■ **TRECHO PARA LEITURA**:
***

Lições das chuvas no Sul

Luiz Fernando Krieger Merico

Mística do século XXI — programa nº48

Reflexões a partir das encíclicas
Laudato si’ e Fratelli tutti

Nem as chuvas no Rio Grande Sul terminaram, nem as águas baixaram, e nem sabemos o número exato de mortos e de vítimas, mesmo assim eu queria compartilhar com vocês algumas lições aprendidas. Assim espero de verdade, que sejam lições e que sejam aprendidas.

  1. A primeira lição a ser incorporada é a da escuta atenta. Nossa sociedade parou de escutar. Os sinais de que já entramos em território desconhecido – que são as mudanças climáticas profundas – já vem sendo dados e são muito claros há muito tempo. Sem escutar os gritos da criação, vamos afundando – literalmente afundando – a sociedade humana e comprometendo o futuro de gerações e gerações. Escutemos os cientistas, os ambientalistas, as pessoas de bom senso. Escutemos o papa Francisco e sua encíclica Laudato Sí. Nosso caminho coletivo está em rumo errado. Estamos surdos e cegos e não queremos nem escutar e nem ver.

***

■ **LINHAS FORNECIDAS**:
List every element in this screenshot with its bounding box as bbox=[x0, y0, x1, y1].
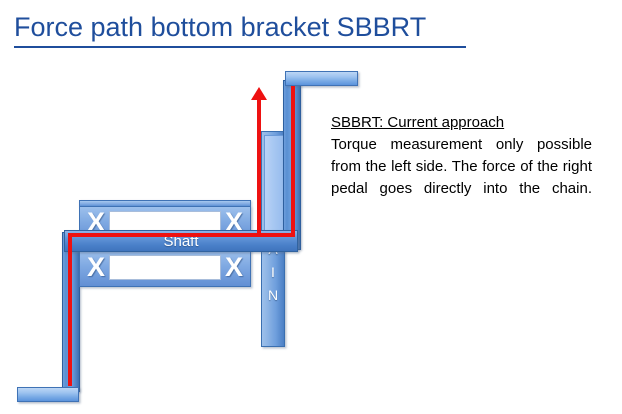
chain-letter: N bbox=[262, 284, 284, 307]
bearing-x-mark: X bbox=[219, 252, 249, 282]
lower-bearing-window bbox=[109, 255, 221, 280]
force-path-left-vertical bbox=[68, 236, 72, 386]
chain-letter: I bbox=[262, 261, 284, 284]
page-title: Force path bottom bracket SBBRT bbox=[14, 12, 426, 43]
diagram-canvas: Force path bottom bracket SBBRT SBBRT: C… bbox=[0, 0, 622, 414]
right-pedal-bar bbox=[285, 71, 358, 86]
description-heading: SBBRT: Current approach bbox=[331, 113, 592, 133]
lower-bearing-assembly: X X bbox=[79, 249, 251, 291]
description-body: Torque measurement only possible from th… bbox=[331, 134, 592, 222]
description-block: SBBRT: Current approach Torque measureme… bbox=[331, 113, 592, 222]
force-path-arrowhead-icon bbox=[251, 87, 267, 100]
title-underline bbox=[14, 46, 466, 48]
left-pedal-bar bbox=[17, 387, 79, 402]
force-path-chain-vertical bbox=[257, 99, 261, 237]
force-path-right-vertical bbox=[291, 86, 295, 237]
force-path-chain-horizontal bbox=[165, 233, 261, 237]
bearing-x-mark: X bbox=[81, 252, 111, 282]
sprocket-inner-bar bbox=[264, 135, 284, 245]
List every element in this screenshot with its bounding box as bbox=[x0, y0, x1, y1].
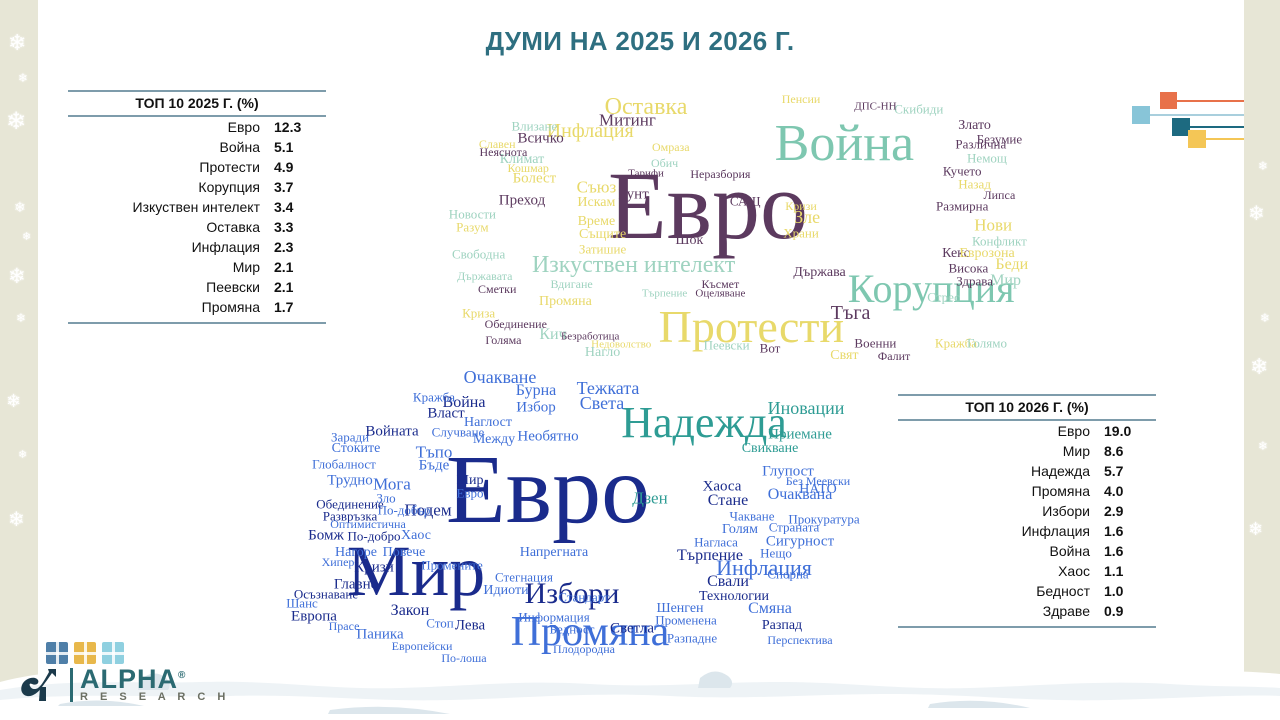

***

■ **REQUISITOS DO EXERCÍCIO**:
1. No texto sobre as chuvas no Sul, qual é a primeira lição a ser incorporada?
2. Liste todos os que o texto sobre as chuvas no Sul diz que devemos escutar, na ordem em que aparecem.
3. Retome o texto sobre as chuvas no Sul a partir da última frase apresentada.

■ **RESPOSTAS FINAIS**:
1. A da escuta atenta.

2.
- os cientistas
- os ambientalistas
- as pessoas de bom senso
- o papa Francisco e sua encíclica Laudato Sí

3.
  2. A segunda lição é, uma vez escutados os gritos e clamores da criação, tomar atitudes concretas e alterar drasticamente e radicalmente nosso sistema de produção e consumo. Todos somos responsáveis por esta tarefa urgente. O desmatamento desenfreado tem que acabar, o uso exagerado e abusivo de agrotóxicos tem que acabar, o uso indecente e irresponsável de petróleo tem que acabar. O uso insano de plásticos tem que acabar. A desertificação tem que ser revertida. Nossa dieta que ser alterada. Não há outra opção. Abramos os olhos: não há planeta B. Nossa fina capa de sustentação de vida está machucada, ferida e infeccionada. Temos que vencer o medo e o ódio que parte da população dissemina e que destrói presente e futuro e encarar de uma vez por todas a árdua tarefa de viver em paz com as pessoas e com a natureza. Construir solidariedade com a vida. É isso que nos pede a encíclica Fratelli Tutti.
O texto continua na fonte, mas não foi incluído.